THE REQUEST: Identify each line in the records below that contains the word "Surface", and copy it.

Begin DATA IN THIS EXERCISE

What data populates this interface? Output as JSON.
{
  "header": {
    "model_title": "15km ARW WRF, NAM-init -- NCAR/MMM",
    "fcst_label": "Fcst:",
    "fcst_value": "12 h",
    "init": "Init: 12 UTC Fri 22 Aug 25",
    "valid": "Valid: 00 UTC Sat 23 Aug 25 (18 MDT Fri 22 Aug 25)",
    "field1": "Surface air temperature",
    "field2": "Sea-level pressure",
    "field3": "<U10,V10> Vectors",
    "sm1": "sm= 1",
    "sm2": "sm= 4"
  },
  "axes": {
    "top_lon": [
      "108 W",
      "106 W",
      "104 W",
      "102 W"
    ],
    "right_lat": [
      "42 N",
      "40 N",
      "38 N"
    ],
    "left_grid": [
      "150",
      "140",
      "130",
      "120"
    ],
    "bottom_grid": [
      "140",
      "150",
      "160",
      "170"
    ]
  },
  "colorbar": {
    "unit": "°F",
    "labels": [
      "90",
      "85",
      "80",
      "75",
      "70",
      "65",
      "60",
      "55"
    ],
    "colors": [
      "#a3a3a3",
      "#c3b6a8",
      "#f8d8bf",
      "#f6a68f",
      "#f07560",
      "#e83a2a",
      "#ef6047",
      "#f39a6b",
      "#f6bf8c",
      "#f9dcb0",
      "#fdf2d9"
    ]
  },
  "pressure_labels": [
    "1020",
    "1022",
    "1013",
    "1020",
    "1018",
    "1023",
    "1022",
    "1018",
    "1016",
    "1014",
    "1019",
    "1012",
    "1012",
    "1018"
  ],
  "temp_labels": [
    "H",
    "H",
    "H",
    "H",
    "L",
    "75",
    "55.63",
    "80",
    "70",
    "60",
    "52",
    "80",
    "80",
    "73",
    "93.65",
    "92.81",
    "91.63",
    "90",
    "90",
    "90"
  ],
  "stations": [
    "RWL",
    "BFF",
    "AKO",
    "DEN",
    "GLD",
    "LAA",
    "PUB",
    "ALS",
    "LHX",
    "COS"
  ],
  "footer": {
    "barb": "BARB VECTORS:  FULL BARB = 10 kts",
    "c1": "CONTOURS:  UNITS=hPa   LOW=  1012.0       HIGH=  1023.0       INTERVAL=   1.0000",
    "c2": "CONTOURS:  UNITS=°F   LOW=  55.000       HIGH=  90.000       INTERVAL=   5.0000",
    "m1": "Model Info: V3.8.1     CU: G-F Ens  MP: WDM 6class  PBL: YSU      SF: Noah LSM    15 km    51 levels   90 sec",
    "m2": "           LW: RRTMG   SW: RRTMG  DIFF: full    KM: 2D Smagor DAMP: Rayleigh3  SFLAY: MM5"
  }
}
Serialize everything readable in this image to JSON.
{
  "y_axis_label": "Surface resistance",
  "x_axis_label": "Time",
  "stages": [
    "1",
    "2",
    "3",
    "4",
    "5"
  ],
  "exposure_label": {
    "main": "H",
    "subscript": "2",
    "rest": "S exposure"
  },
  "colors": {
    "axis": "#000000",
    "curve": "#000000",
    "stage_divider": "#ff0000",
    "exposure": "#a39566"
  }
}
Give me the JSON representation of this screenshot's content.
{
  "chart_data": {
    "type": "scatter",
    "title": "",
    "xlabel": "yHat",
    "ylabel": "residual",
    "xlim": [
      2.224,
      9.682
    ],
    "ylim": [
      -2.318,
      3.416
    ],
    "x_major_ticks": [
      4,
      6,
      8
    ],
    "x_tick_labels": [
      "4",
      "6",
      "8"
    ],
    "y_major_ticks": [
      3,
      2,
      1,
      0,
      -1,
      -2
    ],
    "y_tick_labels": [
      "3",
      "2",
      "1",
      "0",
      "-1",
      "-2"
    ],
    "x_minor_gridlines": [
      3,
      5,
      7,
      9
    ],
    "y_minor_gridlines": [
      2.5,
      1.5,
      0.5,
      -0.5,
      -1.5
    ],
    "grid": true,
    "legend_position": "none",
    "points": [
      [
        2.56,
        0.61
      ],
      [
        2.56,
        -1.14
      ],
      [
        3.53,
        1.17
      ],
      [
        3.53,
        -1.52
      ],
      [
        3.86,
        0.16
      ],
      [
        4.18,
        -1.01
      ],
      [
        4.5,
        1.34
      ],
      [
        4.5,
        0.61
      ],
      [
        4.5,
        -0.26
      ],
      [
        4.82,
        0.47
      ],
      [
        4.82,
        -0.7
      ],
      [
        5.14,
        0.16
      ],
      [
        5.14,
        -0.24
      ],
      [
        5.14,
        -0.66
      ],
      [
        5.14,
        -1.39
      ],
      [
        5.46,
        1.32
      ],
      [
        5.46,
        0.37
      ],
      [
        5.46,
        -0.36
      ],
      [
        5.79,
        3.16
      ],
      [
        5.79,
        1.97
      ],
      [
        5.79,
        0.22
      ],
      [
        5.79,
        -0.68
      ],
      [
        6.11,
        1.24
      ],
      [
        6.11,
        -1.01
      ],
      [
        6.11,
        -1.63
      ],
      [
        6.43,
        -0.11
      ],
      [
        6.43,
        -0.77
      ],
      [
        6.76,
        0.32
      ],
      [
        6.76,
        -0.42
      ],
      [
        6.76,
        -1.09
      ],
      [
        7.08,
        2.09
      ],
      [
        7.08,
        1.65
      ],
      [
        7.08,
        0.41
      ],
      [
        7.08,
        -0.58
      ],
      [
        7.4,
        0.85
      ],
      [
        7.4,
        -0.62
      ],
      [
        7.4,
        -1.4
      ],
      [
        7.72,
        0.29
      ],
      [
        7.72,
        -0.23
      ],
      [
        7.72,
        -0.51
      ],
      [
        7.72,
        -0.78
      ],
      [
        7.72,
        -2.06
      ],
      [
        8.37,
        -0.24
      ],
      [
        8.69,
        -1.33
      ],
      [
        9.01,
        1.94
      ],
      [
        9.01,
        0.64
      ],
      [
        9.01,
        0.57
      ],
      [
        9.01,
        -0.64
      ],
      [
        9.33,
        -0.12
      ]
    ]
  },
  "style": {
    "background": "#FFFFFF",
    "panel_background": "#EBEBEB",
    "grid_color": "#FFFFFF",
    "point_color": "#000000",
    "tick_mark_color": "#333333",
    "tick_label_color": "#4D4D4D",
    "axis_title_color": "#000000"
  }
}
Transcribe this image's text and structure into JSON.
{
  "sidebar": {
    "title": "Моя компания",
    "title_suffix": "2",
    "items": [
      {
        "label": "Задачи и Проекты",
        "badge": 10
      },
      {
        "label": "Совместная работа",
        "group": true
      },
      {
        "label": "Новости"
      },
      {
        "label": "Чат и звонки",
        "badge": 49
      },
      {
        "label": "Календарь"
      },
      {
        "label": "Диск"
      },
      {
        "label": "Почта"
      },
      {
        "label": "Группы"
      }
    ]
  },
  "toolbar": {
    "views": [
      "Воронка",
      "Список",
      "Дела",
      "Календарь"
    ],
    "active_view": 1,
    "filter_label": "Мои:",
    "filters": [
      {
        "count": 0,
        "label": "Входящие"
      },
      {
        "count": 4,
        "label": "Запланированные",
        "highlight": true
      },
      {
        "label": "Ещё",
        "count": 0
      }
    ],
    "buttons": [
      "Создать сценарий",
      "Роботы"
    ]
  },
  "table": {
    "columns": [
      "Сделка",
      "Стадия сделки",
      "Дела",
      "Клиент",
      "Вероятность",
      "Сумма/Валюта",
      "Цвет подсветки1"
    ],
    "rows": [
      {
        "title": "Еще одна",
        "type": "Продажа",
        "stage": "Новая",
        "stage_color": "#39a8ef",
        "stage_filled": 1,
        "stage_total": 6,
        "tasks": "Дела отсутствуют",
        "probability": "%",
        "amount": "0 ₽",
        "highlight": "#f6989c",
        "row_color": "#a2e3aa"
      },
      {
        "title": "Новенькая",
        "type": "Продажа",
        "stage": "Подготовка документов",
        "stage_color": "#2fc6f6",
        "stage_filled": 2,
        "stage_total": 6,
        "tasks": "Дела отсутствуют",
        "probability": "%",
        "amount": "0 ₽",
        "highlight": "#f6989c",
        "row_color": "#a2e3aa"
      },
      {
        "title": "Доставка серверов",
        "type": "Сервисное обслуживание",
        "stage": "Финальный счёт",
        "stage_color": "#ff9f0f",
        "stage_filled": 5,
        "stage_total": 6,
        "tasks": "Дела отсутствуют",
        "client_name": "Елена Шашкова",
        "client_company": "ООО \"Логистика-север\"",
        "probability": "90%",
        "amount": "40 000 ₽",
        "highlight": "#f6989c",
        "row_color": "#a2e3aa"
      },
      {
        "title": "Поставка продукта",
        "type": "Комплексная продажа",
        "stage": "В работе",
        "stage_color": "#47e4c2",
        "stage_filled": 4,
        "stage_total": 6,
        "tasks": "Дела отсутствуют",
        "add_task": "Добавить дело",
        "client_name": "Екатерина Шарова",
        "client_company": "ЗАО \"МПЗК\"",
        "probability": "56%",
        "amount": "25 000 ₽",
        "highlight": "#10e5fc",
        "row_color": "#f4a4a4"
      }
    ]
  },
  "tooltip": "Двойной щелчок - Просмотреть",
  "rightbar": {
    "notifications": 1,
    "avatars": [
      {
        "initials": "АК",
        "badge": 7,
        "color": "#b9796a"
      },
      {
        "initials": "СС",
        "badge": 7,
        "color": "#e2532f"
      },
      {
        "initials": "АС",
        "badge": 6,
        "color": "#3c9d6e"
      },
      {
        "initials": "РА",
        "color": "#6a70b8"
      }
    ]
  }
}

End DATA IN THIS EXERCISE

SOLUTION FOR THIS EXERCISE:
    "field1": "Surface air temperature",
  "y_axis_label": "Surface resistance",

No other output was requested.